- Assignment
Gather all lines in the data that hold the string "Value".

-------

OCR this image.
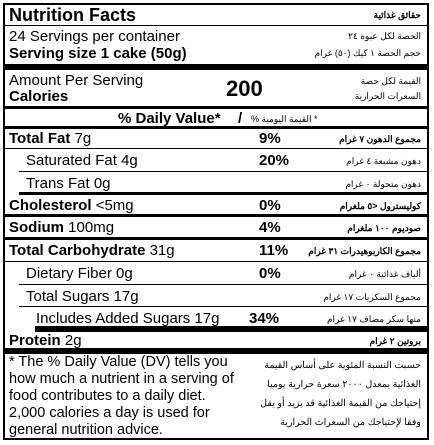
Nutrition Facts	حقائق غذائية
24 Servings per container
Serving size 1 cake (50g)
الحصة لكل عبوة ٢٤
حجم الحصة ١ كيك (٥٠) غرام
Amount Per Serving
Calories	200	القيمة لكل حصة
السعرات الحرارية
% Daily Value* / * القيمة اليومية %
Total Fat 7g	9%	مجموع الدهون ٧ غرام
Saturated Fat 4g	20%	دهون مشبعة ٤ غرام
Trans Fat 0g	دهون متحولة ٠ غرام
Cholesterol <5mg	0%	كوليسترول <٥ ملغرام
Sodium 100mg	4%	صوديوم ١٠٠ ملغرام
Total Carbohydrate 31g	11% مجموع الكاربوهيدرات ٣١ غرام
Dietary Fiber 0g	0%	ألياف غذائية ٠ غرام
Total Sugars 17g	مجموع السكريات ١٧ غرام
Includes Added Sugars 17g 34%	منها سكر مضاف ١٧ غرام
Protein 2g	بروتين ٢ غرام
* The % Daily Value (DV) tells you how much a nutrient in a serving of food contributes to a daily diet. 2,000 calories a day is used for general nutrition advice.
حسبت النسبة المئوية على أساس القيمة الغذائية بمعدل ٢٠٠٠ سعرة حرارية يوميا إحتياجك من القيمة الغذائية قد يزيد أو يقل وفقا لإحتياجك من السعرات الحرارية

-------

- Answer to this task
% Daily Value* / * القيمة اليومية %
* The % Daily Value (DV) tells you how much a nutrient in a serving of food contributes to a daily diet. 2,000 calories a day is used for general nutrition advice.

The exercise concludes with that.